- **Aim of the exercise**
Copy the lines holding the word "circuits", all of them.

[Stored data entries]
===============
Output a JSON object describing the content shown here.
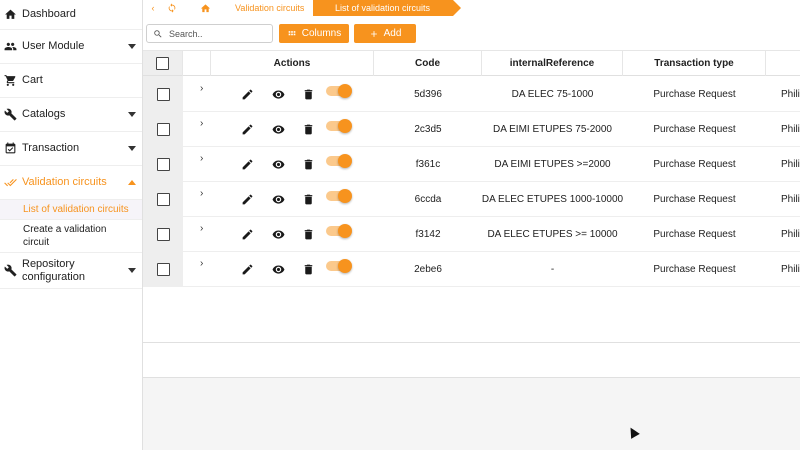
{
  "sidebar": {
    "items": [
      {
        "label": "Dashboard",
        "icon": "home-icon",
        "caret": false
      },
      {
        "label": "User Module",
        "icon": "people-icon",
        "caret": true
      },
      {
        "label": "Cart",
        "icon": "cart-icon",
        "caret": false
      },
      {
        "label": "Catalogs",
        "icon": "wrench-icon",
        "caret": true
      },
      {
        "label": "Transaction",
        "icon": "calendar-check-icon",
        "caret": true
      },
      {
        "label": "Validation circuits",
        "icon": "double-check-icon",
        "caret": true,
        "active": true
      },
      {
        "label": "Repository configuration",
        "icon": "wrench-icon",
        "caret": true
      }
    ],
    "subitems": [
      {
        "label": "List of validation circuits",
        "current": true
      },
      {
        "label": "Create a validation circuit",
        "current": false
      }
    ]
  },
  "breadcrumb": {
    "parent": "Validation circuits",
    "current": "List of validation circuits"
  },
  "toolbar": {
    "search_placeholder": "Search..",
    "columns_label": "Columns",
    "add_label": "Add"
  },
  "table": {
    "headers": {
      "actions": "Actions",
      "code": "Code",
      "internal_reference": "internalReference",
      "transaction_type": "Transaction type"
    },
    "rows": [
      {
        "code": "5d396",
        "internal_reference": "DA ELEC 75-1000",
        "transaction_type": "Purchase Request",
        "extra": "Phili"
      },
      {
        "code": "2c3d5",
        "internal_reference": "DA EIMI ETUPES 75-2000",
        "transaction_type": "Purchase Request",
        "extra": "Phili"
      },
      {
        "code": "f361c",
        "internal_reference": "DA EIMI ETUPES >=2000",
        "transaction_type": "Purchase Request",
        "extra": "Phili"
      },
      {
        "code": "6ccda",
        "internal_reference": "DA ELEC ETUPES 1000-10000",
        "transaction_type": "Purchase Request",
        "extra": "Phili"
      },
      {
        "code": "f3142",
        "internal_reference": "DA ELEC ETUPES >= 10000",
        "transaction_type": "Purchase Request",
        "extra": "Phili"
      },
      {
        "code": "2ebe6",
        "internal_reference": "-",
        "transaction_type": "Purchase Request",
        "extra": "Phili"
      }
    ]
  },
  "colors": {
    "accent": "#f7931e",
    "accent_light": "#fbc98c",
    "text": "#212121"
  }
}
===============
- **Result**
        "label": "Validation circuits",
        "label": "List of validation circuits",
    "parent": "Validation circuits",
    "current": "List of validation circuits"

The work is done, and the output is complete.